= RECORD LIST =

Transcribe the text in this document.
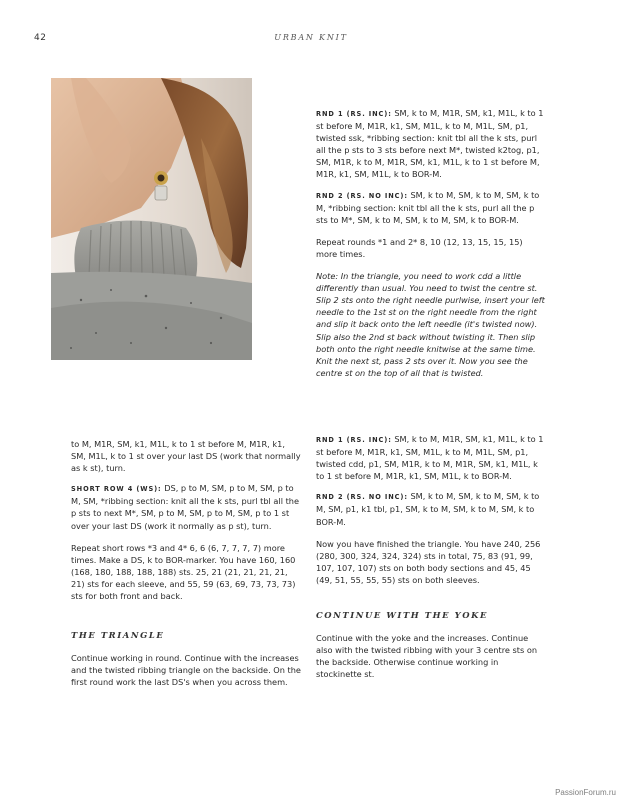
42	URBAN KNIT

RND 1 (RS. INC): SM, k to M, M1R, SM, k1, M1L, k to 1 st before M, M1R, k1, SM, M1L, k to M, M1L, SM, p1, twisted ssk, *ribbing section: knit tbl all the k sts, purl all the p sts to 3 sts before next M*, twisted k2tog, p1, SM, M1R, k to M, M1R, SM, k1, M1L, k to 1 st before M, M1R, k1, SM, M1L, k to BOR-M.

RND 2 (RS. NO INC): SM, k to M, SM, k to M, SM, k to M, *ribbing section: knit tbl all the k sts, purl all the p sts to M*, SM, k to M, SM, k to M, SM, k to BOR-M.

Repeat rounds *1 and 2* 8, 10 (12, 13, 15, 15, 15) more times.

Note: In the triangle, you need to work cdd a little differently than usual. You need to twist the centre st. Slip 2 sts onto the right needle purlwise, insert your left needle to the 1st st on the right needle from the right and slip it back onto the left needle (it's twisted now). Slip also the 2nd st back without twisting it. Then slip both onto the right needle knitwise at the same time. Knit the next st, pass 2 sts over it. Now you see the centre st on the top of all that is twisted.

to M, M1R, SM, k1, M1L, k to 1 st before M, M1R, k1, SM, M1L, k to 1 st over your last DS (work that normally as k st), turn.

SHORT ROW 4 (WS): DS, p to M, SM, p to M, SM, p to M, SM, *ribbing section: knit all the k sts, purl tbl all the p sts to next M*, SM, p to M, SM, p to M, SM, p to 1 st over your last DS (work it normally as p st), turn.

Repeat short rows *3 and 4* 6, 6 (6, 7, 7, 7, 7) more times. Make a DS, k to BOR-marker. You have 160, 160 (168, 180, 188, 188, 188) sts. 25, 21 (21, 21, 21, 21, 21) sts for each sleeve, and 55, 59 (63, 69, 73, 73, 73) sts for both front and back.

THE TRIANGLE

Continue working in round. Continue with the increases and the twisted ribbing triangle on the backside. On the first round work the last DS's when you across them.

RND 1 (RS. INC): SM, k to M, M1R, SM, k1, M1L, k to 1 st before M, M1R, k1, SM, M1L, k to M, M1L, SM, p1, twisted cdd, p1, SM, M1R, k to M, M1R, SM, k1, M1L, k to 1 st before M, M1R, k1, SM, M1L, k to BOR-M.

RND 2 (RS. NO INC): SM, k to M, SM, k to M, SM, k to M, SM, p1, k1 tbl, p1, SM, k to M, SM, k to M, SM, k to BOR-M.

Now you have finished the triangle. You have 240, 256 (280, 300, 324, 324, 324) sts in total, 75, 83 (91, 99, 107, 107, 107) sts on both body sections and 45, 45 (49, 51, 55, 55, 55) sts on both sleeves.

CONTINUE WITH THE YOKE

Continue with the yoke and the increases. Continue also with the twisted ribbing with your 3 centre sts on the backside. Otherwise continue working in stockinette st.

PassionForum.ru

= YOUR INSTRUCTIONS =
Exclude the images and reproduce the remaining data exactly.

= EXERCISE RESPONSE =
Transcribe the text in this document.
42	URBAN KNIT

RND 1 (RS. INC): SM, k to M, M1R, SM, k1, M1L, k to 1 st before M, M1R, k1, SM, M1L, k to M, M1L, SM, p1, twisted ssk, *ribbing section: knit tbl all the k sts, purl all the p sts to 3 sts before next M*, twisted k2tog, p1, SM, M1R, k to M, M1R, SM, k1, M1L, k to 1 st before M, M1R, k1, SM, M1L, k to BOR-M.

RND 2 (RS. NO INC): SM, k to M, SM, k to M, SM, k to M, *ribbing section: knit tbl all the k sts, purl all the p sts to M*, SM, k to M, SM, k to M, SM, k to BOR-M.

Repeat rounds *1 and 2* 8, 10 (12, 13, 15, 15, 15) more times.

Note: In the triangle, you need to work cdd a little differently than usual. You need to twist the centre st. Slip 2 sts onto the right needle purlwise, insert your left needle to the 1st st on the right needle from the right and slip it back onto the left needle (it's twisted now). Slip also the 2nd st back without twisting it. Then slip both onto the right needle knitwise at the same time. Knit the next st, pass 2 sts over it. Now you see the centre st on the top of all that is twisted.

to M, M1R, SM, k1, M1L, k to 1 st before M, M1R, k1, SM, M1L, k to 1 st over your last DS (work that normally as k st), turn.

SHORT ROW 4 (WS): DS, p to M, SM, p to M, SM, p to M, SM, *ribbing section: knit all the k sts, purl tbl all the p sts to next M*, SM, p to M, SM, p to M, SM, p to 1 st over your last DS (work it normally as p st), turn.

Repeat short rows *3 and 4* 6, 6 (6, 7, 7, 7, 7) more times. Make a DS, k to BOR-marker. You have 160, 160 (168, 180, 188, 188, 188) sts. 25, 21 (21, 21, 21, 21, 21) sts for each sleeve, and 55, 59 (63, 69, 73, 73, 73) sts for both front and back.

THE TRIANGLE

Continue working in round. Continue with the increases and the twisted ribbing triangle on the backside. On the first round work the last DS's when you across them.

RND 1 (RS. INC): SM, k to M, M1R, SM, k1, M1L, k to 1 st before M, M1R, k1, SM, M1L, k to M, M1L, SM, p1, twisted cdd, p1, SM, M1R, k to M, M1R, SM, k1, M1L, k to 1 st before M, M1R, k1, SM, M1L, k to BOR-M.

RND 2 (RS. NO INC): SM, k to M, SM, k to M, SM, k to M, SM, p1, k1 tbl, p1, SM, k to M, SM, k to M, SM, k to BOR-M.

Now you have finished the triangle. You have 240, 256 (280, 300, 324, 324, 324) sts in total, 75, 83 (91, 99, 107, 107, 107) sts on both body sections and 45, 45 (49, 51, 55, 55, 55) sts on both sleeves.

CONTINUE WITH THE YOKE

Continue with the yoke and the increases. Continue also with the twisted ribbing with your 3 centre sts on the backside. Otherwise continue working in stockinette st.

PassionForum.ru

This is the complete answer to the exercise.